* [Records that describe figures]
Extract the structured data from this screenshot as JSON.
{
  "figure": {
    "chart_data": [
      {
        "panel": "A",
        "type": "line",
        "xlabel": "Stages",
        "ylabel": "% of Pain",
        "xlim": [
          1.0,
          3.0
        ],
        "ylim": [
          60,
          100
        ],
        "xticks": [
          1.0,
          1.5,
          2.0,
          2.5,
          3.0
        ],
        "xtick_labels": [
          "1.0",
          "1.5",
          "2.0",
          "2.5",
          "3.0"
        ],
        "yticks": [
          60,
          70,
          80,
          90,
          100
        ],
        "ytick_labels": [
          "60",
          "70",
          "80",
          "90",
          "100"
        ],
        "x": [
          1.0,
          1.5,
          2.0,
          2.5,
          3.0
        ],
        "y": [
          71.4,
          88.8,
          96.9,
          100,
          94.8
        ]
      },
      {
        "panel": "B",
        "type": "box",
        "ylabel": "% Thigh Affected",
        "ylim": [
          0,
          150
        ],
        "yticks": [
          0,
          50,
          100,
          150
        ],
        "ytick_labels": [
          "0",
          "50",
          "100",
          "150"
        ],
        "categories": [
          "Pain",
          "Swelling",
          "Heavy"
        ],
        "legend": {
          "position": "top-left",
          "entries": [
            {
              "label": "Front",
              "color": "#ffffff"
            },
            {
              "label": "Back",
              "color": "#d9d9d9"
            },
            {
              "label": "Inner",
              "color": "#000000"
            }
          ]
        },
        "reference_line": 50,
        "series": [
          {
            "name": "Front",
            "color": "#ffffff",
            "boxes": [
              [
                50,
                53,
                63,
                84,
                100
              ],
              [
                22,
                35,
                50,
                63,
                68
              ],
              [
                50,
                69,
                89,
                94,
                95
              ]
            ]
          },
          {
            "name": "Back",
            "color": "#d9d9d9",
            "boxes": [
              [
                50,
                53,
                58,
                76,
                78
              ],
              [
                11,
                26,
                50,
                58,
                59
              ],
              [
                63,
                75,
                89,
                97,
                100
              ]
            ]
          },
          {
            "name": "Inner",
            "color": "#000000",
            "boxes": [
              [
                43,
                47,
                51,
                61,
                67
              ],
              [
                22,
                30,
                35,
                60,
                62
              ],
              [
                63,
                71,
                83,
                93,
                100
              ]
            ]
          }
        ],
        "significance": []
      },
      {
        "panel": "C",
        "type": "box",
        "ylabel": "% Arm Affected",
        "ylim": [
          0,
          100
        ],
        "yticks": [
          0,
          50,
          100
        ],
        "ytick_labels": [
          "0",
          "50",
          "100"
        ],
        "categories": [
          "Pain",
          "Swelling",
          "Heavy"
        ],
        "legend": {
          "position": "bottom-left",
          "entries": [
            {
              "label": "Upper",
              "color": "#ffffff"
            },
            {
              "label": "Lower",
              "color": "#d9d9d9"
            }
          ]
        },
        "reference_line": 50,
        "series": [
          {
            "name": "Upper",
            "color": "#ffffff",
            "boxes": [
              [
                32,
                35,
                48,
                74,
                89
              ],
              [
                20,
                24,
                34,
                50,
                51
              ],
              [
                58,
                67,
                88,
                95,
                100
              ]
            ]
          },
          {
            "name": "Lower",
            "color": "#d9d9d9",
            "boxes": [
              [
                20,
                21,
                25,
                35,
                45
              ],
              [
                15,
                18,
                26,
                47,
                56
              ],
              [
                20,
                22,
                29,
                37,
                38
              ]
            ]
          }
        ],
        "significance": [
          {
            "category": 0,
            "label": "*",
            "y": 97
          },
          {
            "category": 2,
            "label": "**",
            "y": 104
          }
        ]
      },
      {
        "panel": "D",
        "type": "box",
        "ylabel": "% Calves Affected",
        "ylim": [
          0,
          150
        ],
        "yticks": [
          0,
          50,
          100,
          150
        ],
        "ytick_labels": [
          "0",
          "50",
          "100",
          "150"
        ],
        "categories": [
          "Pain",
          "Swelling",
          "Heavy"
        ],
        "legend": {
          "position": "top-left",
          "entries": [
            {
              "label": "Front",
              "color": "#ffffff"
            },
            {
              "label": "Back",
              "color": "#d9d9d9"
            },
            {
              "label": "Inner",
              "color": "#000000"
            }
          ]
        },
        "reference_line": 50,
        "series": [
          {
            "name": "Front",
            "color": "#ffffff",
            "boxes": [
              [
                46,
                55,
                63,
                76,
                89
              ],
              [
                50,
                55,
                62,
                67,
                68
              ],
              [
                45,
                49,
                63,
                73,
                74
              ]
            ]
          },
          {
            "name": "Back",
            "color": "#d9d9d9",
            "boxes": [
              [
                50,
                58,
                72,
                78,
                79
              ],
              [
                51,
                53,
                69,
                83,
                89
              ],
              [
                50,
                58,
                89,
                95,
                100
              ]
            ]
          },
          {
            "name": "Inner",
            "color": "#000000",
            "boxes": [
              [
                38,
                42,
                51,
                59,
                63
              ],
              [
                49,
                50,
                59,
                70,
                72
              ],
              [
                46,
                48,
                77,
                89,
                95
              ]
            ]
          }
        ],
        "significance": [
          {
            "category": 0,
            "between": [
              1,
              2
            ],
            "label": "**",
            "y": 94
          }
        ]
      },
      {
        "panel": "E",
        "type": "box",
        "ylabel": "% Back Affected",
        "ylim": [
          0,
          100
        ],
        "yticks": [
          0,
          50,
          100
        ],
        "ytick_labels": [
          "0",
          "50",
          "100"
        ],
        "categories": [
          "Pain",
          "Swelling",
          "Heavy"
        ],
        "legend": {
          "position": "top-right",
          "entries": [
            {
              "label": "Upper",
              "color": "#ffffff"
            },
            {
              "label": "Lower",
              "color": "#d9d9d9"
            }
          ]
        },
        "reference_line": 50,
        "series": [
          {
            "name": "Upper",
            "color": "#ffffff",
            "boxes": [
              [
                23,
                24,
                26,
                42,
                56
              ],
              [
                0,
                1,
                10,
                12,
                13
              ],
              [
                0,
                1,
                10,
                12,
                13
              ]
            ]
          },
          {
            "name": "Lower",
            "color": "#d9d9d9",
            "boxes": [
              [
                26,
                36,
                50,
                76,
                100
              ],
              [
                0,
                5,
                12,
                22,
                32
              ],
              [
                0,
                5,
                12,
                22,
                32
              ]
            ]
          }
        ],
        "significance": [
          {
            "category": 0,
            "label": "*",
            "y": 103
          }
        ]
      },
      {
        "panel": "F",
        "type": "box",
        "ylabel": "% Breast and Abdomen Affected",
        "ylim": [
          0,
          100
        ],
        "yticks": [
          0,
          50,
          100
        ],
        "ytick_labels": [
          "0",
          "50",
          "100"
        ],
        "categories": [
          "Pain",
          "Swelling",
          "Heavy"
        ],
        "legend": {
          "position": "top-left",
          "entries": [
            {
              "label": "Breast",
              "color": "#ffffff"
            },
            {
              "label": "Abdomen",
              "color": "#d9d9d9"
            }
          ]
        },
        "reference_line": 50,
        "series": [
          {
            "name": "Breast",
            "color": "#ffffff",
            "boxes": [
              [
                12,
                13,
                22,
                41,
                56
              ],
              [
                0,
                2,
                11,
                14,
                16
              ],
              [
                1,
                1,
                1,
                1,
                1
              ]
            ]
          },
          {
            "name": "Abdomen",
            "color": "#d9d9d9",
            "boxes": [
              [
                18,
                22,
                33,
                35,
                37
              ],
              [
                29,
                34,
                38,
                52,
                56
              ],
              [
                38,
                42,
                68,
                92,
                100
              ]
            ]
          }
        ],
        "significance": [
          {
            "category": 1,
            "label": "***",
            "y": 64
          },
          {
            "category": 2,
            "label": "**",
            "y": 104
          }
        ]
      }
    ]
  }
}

* [AIM OF THE TASK]
From the listing above, extract all records word for word.

* [SOLVED PROBLEM]
Extract the structured data from this screenshot as JSON.
{
  "figure": {
    "chart_data": [
      {
        "panel": "A",
        "type": "line",
        "xlabel": "Stages",
        "ylabel": "% of Pain",
        "xlim": [
          1.0,
          3.0
        ],
        "ylim": [
          60,
          100
        ],
        "xticks": [
          1.0,
          1.5,
          2.0,
          2.5,
          3.0
        ],
        "xtick_labels": [
          "1.0",
          "1.5",
          "2.0",
          "2.5",
          "3.0"
        ],
        "yticks": [
          60,
          70,
          80,
          90,
          100
        ],
        "ytick_labels": [
          "60",
          "70",
          "80",
          "90",
          "100"
        ],
        "x": [
          1.0,
          1.5,
          2.0,
          2.5,
          3.0
        ],
        "y": [
          71.4,
          88.8,
          96.9,
          100,
          94.8
        ]
      },
      {
        "panel": "B",
        "type": "box",
        "ylabel": "% Thigh Affected",
        "ylim": [
          0,
          150
        ],
        "yticks": [
          0,
          50,
          100,
          150
        ],
        "ytick_labels": [
          "0",
          "50",
          "100",
          "150"
        ],
        "categories": [
          "Pain",
          "Swelling",
          "Heavy"
        ],
        "legend": {
          "position": "top-left",
          "entries": [
            {
              "label": "Front",
              "color": "#ffffff"
            },
            {
              "label": "Back",
              "color": "#d9d9d9"
            },
            {
              "label": "Inner",
              "color": "#000000"
            }
          ]
        },
        "reference_line": 50,
        "series": [
          {
            "name": "Front",
            "color": "#ffffff",
            "boxes": [
              [
                50,
                53,
                63,
                84,
                100
              ],
              [
                22,
                35,
                50,
                63,
                68
              ],
              [
                50,
                69,
                89,
                94,
                95
              ]
            ]
          },
          {
            "name": "Back",
            "color": "#d9d9d9",
            "boxes": [
              [
                50,
                53,
                58,
                76,
                78
              ],
              [
                11,
                26,
                50,
                58,
                59
              ],
              [
                63,
                75,
                89,
                97,
                100
              ]
            ]
          },
          {
            "name": "Inner",
            "color": "#000000",
            "boxes": [
              [
                43,
                47,
                51,
                61,
                67
              ],
              [
                22,
                30,
                35,
                60,
                62
              ],
              [
                63,
                71,
                83,
                93,
                100
              ]
            ]
          }
        ],
        "significance": []
      },
      {
        "panel": "C",
        "type": "box",
        "ylabel": "% Arm Affected",
        "ylim": [
          0,
          100
        ],
        "yticks": [
          0,
          50,
          100
        ],
        "ytick_labels": [
          "0",
          "50",
          "100"
        ],
        "categories": [
          "Pain",
          "Swelling",
          "Heavy"
        ],
        "legend": {
          "position": "bottom-left",
          "entries": [
            {
              "label": "Upper",
              "color": "#ffffff"
            },
            {
              "label": "Lower",
              "color": "#d9d9d9"
            }
          ]
        },
        "reference_line": 50,
        "series": [
          {
            "name": "Upper",
            "color": "#ffffff",
            "boxes": [
              [
                32,
                35,
                48,
                74,
                89
              ],
              [
                20,
                24,
                34,
                50,
                51
              ],
              [
                58,
                67,
                88,
                95,
                100
              ]
            ]
          },
          {
            "name": "Lower",
            "color": "#d9d9d9",
            "boxes": [
              [
                20,
                21,
                25,
                35,
                45
              ],
              [
                15,
                18,
                26,
                47,
                56
              ],
              [
                20,
                22,
                29,
                37,
                38
              ]
            ]
          }
        ],
        "significance": [
          {
            "category": 0,
            "label": "*",
            "y": 97
          },
          {
            "category": 2,
            "label": "**",
            "y": 104
          }
        ]
      },
      {
        "panel": "D",
        "type": "box",
        "ylabel": "% Calves Affected",
        "ylim": [
          0,
          150
        ],
        "yticks": [
          0,
          50,
          100,
          150
        ],
        "ytick_labels": [
          "0",
          "50",
          "100",
          "150"
        ],
        "categories": [
          "Pain",
          "Swelling",
          "Heavy"
        ],
        "legend": {
          "position": "top-left",
          "entries": [
            {
              "label": "Front",
              "color": "#ffffff"
            },
            {
              "label": "Back",
              "color": "#d9d9d9"
            },
            {
              "label": "Inner",
              "color": "#000000"
            }
          ]
        },
        "reference_line": 50,
        "series": [
          {
            "name": "Front",
            "color": "#ffffff",
            "boxes": [
              [
                46,
                55,
                63,
                76,
                89
              ],
              [
                50,
                55,
                62,
                67,
                68
              ],
              [
                45,
                49,
                63,
                73,
                74
              ]
            ]
          },
          {
            "name": "Back",
            "color": "#d9d9d9",
            "boxes": [
              [
                50,
                58,
                72,
                78,
                79
              ],
              [
                51,
                53,
                69,
                83,
                89
              ],
              [
                50,
                58,
                89,
                95,
                100
              ]
            ]
          },
          {
            "name": "Inner",
            "color": "#000000",
            "boxes": [
              [
                38,
                42,
                51,
                59,
                63
              ],
              [
                49,
                50,
                59,
                70,
                72
              ],
              [
                46,
                48,
                77,
                89,
                95
              ]
            ]
          }
        ],
        "significance": [
          {
            "category": 0,
            "between": [
              1,
              2
            ],
            "label": "**",
            "y": 94
          }
        ]
      },
      {
        "panel": "E",
        "type": "box",
        "ylabel": "% Back Affected",
        "ylim": [
          0,
          100
        ],
        "yticks": [
          0,
          50,
          100
        ],
        "ytick_labels": [
          "0",
          "50",
          "100"
        ],
        "categories": [
          "Pain",
          "Swelling",
          "Heavy"
        ],
        "legend": {
          "position": "top-right",
          "entries": [
            {
              "label": "Upper",
              "color": "#ffffff"
            },
            {
              "label": "Lower",
              "color": "#d9d9d9"
            }
          ]
        },
        "reference_line": 50,
        "series": [
          {
            "name": "Upper",
            "color": "#ffffff",
            "boxes": [
              [
                23,
                24,
                26,
                42,
                56
              ],
              [
                0,
                1,
                10,
                12,
                13
              ],
              [
                0,
                1,
                10,
                12,
                13
              ]
            ]
          },
          {
            "name": "Lower",
            "color": "#d9d9d9",
            "boxes": [
              [
                26,
                36,
                50,
                76,
                100
              ],
              [
                0,
                5,
                12,
                22,
                32
              ],
              [
                0,
                5,
                12,
                22,
                32
              ]
            ]
          }
        ],
        "significance": [
          {
            "category": 0,
            "label": "*",
            "y": 103
          }
        ]
      },
      {
        "panel": "F",
        "type": "box",
        "ylabel": "% Breast and Abdomen Affected",
        "ylim": [
          0,
          100
        ],
        "yticks": [
          0,
          50,
          100
        ],
        "ytick_labels": [
          "0",
          "50",
          "100"
        ],
        "categories": [
          "Pain",
          "Swelling",
          "Heavy"
        ],
        "legend": {
          "position": "top-left",
          "entries": [
            {
              "label": "Breast",
              "color": "#ffffff"
            },
            {
              "label": "Abdomen",
              "color": "#d9d9d9"
            }
          ]
        },
        "reference_line": 50,
        "series": [
          {
            "name": "Breast",
            "color": "#ffffff",
            "boxes": [
              [
                12,
                13,
                22,
                41,
                56
              ],
              [
                0,
                2,
                11,
                14,
                16
              ],
              [
                1,
                1,
                1,
                1,
                1
              ]
            ]
          },
          {
            "name": "Abdomen",
            "color": "#d9d9d9",
            "boxes": [
              [
                18,
                22,
                33,
                35,
                37
              ],
              [
                29,
                34,
                38,
                52,
                56
              ],
              [
                38,
                42,
                68,
                92,
                100
              ]
            ]
          }
        ],
        "significance": [
          {
            "category": 1,
            "label": "***",
            "y": 64
          },
          {
            "category": 2,
            "label": "**",
            "y": 104
          }
        ]
      }
    ]
  }
}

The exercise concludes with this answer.